### Element position data
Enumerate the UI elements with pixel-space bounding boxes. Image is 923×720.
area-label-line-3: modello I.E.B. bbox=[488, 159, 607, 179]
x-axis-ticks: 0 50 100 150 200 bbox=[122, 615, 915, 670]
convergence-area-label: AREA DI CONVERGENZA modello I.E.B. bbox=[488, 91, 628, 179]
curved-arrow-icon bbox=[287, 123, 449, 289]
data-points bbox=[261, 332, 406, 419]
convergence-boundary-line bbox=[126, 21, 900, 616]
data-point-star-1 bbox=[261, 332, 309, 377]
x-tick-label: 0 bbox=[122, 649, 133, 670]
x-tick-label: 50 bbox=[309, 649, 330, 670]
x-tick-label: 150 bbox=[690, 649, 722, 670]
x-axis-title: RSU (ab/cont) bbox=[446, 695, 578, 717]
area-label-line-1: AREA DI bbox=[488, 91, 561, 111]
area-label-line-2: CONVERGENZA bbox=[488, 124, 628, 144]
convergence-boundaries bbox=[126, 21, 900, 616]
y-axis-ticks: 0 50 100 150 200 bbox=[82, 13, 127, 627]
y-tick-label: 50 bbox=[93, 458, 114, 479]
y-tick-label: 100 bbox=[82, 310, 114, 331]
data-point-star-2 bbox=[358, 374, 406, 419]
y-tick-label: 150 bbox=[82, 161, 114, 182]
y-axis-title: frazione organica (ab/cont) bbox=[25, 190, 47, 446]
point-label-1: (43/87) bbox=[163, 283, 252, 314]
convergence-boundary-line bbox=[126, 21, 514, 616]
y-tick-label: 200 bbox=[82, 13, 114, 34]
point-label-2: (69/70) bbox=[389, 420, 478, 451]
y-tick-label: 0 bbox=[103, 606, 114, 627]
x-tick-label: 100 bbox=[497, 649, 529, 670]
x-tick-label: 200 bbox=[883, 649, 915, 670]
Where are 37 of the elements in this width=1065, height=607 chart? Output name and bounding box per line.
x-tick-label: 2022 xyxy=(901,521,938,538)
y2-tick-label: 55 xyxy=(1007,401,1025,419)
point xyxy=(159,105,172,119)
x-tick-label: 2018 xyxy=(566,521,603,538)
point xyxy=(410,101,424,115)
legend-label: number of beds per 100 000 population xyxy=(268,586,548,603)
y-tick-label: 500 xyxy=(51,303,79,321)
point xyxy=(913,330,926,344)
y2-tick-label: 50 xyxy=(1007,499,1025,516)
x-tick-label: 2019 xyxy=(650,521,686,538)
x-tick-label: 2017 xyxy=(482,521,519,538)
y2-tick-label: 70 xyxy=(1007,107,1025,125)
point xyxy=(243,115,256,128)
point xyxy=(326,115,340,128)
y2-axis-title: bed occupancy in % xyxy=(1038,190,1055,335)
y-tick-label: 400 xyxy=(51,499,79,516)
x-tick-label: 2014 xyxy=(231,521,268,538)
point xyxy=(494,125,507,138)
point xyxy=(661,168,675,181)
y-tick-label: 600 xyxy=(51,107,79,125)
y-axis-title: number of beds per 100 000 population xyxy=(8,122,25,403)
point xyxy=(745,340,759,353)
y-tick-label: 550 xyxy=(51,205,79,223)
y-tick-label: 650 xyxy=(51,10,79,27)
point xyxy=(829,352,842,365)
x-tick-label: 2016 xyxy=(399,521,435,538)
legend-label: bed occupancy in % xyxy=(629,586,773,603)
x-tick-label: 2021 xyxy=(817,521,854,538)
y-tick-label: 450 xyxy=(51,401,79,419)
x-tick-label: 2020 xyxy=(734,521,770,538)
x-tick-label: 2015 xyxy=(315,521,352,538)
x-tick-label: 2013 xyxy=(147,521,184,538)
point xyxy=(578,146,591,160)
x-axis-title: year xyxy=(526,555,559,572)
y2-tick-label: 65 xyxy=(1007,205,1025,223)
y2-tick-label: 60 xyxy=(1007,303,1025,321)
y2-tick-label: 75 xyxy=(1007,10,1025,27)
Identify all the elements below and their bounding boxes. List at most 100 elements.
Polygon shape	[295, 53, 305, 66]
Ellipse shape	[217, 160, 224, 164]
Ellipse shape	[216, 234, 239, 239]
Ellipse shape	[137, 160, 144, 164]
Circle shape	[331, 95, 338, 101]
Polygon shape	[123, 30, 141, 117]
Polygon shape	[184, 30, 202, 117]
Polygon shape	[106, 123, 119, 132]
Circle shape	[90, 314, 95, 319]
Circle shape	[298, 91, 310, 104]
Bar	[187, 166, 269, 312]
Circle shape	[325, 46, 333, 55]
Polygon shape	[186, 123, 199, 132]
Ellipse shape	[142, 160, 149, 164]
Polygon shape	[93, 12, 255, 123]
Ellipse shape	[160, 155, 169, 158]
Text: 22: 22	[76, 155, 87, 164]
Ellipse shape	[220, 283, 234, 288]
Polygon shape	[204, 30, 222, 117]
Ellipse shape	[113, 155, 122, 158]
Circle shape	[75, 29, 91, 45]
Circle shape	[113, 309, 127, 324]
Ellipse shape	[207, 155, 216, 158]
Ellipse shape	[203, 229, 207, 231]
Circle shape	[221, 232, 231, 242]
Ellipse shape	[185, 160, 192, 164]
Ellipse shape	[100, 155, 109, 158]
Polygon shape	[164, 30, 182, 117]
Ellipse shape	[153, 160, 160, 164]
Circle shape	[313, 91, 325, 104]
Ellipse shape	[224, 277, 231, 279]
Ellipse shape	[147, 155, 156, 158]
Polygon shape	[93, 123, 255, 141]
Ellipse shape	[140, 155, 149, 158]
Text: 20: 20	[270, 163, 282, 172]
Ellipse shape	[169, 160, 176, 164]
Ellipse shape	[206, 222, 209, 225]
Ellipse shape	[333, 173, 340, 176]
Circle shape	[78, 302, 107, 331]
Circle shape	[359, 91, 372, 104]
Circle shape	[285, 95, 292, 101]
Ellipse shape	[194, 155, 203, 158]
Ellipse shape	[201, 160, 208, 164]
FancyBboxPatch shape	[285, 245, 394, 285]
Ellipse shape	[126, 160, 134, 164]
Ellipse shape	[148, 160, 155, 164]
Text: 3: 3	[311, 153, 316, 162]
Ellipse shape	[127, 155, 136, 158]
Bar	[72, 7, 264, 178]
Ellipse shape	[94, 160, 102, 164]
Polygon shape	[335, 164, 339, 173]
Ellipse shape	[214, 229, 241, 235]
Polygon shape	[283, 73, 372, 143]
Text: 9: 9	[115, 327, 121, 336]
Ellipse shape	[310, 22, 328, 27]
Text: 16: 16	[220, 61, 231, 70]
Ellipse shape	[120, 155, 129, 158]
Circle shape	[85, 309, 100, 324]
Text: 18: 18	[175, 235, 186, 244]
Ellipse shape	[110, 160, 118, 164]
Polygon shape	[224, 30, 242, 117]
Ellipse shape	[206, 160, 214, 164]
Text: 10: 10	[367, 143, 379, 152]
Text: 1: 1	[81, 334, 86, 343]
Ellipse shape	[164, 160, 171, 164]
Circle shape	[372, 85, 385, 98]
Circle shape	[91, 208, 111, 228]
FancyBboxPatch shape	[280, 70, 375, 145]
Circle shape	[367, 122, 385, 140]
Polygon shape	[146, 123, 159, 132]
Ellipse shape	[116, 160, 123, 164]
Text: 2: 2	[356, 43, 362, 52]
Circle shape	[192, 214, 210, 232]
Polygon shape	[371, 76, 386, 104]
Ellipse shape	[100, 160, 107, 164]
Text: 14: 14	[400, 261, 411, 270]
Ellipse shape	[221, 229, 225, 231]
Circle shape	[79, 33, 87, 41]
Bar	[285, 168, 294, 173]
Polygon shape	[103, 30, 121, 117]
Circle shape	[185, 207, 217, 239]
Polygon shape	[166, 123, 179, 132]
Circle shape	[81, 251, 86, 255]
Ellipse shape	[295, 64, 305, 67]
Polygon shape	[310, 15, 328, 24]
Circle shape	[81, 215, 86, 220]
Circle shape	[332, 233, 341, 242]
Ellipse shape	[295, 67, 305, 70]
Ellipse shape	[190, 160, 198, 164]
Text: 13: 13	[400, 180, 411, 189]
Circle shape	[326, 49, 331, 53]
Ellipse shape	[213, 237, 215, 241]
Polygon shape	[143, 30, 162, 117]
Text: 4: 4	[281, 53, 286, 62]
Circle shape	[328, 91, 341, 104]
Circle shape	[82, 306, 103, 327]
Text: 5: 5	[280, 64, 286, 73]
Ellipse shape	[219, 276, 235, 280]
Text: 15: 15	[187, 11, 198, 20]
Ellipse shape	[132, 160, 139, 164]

### The request
Rewrite the records as a numbered list, from the start of the records through the line containing "convergence-area-label: AREA DI", and leave out any blank lines.

### Output below
1. Enumerate the UI elements with pixel-space bounding boxes. Image is 923×720.
2. area-label-line-3: modello I.E.B. bbox=[488, 159, 607, 179]
3. x-axis-ticks: 0 50 100 150 200 bbox=[122, 615, 915, 670]
4. convergence-area-label: AREA DI CONVERGENZA modello I.E.B. bbox=[488, 91, 628, 179]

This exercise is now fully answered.